═══ EXTRACTED DATA

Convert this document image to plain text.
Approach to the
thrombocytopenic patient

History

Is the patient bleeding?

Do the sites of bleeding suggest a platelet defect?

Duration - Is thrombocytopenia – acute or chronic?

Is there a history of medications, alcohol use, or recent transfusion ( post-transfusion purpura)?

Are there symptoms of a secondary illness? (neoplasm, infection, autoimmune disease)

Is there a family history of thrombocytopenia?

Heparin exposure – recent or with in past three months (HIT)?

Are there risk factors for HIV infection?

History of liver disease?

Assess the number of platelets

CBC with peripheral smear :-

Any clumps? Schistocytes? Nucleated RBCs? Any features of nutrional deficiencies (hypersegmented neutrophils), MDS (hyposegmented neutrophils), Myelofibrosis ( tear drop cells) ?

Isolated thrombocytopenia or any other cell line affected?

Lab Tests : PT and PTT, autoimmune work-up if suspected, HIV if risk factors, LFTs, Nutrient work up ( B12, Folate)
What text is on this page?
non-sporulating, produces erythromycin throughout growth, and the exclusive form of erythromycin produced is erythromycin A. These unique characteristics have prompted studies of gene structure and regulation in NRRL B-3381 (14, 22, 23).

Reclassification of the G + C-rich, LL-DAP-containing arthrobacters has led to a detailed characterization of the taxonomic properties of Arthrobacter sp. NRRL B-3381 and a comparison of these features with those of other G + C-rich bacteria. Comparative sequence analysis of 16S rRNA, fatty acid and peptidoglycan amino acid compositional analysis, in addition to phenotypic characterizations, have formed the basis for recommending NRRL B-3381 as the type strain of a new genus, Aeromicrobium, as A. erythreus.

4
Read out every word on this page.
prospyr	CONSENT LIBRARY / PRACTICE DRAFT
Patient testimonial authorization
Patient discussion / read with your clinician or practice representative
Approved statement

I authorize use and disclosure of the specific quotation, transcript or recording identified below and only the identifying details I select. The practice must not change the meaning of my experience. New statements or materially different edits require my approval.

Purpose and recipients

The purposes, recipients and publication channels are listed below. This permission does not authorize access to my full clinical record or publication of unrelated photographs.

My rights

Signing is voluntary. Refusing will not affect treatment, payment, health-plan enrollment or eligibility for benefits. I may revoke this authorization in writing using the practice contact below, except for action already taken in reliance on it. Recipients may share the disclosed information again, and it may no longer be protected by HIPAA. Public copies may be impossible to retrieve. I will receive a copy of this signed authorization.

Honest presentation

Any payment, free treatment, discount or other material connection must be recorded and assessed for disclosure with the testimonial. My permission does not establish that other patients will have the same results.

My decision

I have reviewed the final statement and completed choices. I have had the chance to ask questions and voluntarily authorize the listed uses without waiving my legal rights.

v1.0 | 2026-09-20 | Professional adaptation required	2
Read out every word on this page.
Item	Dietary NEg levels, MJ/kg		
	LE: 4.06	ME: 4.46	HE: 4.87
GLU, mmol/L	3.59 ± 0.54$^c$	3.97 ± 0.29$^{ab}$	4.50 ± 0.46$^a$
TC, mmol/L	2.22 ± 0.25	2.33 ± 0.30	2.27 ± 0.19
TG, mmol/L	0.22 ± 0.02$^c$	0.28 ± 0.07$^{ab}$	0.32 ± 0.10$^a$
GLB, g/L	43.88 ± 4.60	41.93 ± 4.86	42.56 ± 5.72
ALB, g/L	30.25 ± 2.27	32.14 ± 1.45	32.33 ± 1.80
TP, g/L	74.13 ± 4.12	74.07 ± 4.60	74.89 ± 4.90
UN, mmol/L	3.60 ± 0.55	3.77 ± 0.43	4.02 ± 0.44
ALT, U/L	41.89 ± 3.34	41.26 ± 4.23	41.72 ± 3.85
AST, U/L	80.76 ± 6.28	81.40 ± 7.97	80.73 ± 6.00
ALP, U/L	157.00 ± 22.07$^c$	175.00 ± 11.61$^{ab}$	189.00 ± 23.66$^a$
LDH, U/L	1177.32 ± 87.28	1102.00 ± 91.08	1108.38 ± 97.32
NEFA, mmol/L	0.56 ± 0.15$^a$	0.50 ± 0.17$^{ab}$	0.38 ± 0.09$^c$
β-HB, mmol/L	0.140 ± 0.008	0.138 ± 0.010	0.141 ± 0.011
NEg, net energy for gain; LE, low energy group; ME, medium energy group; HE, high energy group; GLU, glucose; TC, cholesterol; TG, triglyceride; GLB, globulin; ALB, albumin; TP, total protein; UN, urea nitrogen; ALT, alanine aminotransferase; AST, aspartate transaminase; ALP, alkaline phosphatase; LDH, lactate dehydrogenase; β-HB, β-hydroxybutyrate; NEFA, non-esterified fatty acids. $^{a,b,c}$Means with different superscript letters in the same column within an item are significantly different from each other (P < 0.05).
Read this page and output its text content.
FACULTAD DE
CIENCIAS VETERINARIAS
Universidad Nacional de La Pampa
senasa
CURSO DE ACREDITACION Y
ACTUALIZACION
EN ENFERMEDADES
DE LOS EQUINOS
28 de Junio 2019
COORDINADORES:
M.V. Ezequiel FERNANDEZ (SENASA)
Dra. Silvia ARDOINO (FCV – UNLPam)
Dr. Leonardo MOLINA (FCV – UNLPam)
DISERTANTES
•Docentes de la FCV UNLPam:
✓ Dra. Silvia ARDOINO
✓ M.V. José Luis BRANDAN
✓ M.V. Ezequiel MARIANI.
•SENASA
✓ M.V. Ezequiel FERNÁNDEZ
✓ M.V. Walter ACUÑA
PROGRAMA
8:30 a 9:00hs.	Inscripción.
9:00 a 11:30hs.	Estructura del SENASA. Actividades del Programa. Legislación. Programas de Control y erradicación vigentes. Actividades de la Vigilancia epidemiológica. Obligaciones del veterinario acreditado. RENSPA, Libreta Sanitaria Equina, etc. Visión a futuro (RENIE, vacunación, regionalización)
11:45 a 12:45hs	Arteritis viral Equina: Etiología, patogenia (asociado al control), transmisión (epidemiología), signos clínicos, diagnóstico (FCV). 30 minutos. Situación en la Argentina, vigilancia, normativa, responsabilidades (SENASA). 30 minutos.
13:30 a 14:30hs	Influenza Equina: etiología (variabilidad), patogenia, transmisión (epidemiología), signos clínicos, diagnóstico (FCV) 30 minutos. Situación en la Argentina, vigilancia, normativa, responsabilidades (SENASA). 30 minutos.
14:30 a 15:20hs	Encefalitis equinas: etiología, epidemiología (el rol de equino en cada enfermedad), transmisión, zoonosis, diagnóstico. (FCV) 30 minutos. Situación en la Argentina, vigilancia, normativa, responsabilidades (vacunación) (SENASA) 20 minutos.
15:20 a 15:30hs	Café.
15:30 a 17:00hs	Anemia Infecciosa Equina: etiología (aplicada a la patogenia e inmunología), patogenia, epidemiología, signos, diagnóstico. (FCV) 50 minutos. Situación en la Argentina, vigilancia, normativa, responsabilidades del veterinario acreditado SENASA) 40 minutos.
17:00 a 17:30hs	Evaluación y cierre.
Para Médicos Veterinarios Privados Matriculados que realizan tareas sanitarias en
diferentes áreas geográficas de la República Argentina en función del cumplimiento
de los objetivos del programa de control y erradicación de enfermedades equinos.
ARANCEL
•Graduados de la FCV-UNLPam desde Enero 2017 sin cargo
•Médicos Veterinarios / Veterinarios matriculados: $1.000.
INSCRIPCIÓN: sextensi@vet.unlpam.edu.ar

══════

Among the lines of the data, find every one that holds "factors" and copy it.

- _ANSWER TO THE PROBLEM_
Are there risk factors for HIV infection?
Lab Tests : PT and PTT, autoimmune work-up if suspected, HIV if risk factors, LFTs, Nutrient work up ( B12, Folate)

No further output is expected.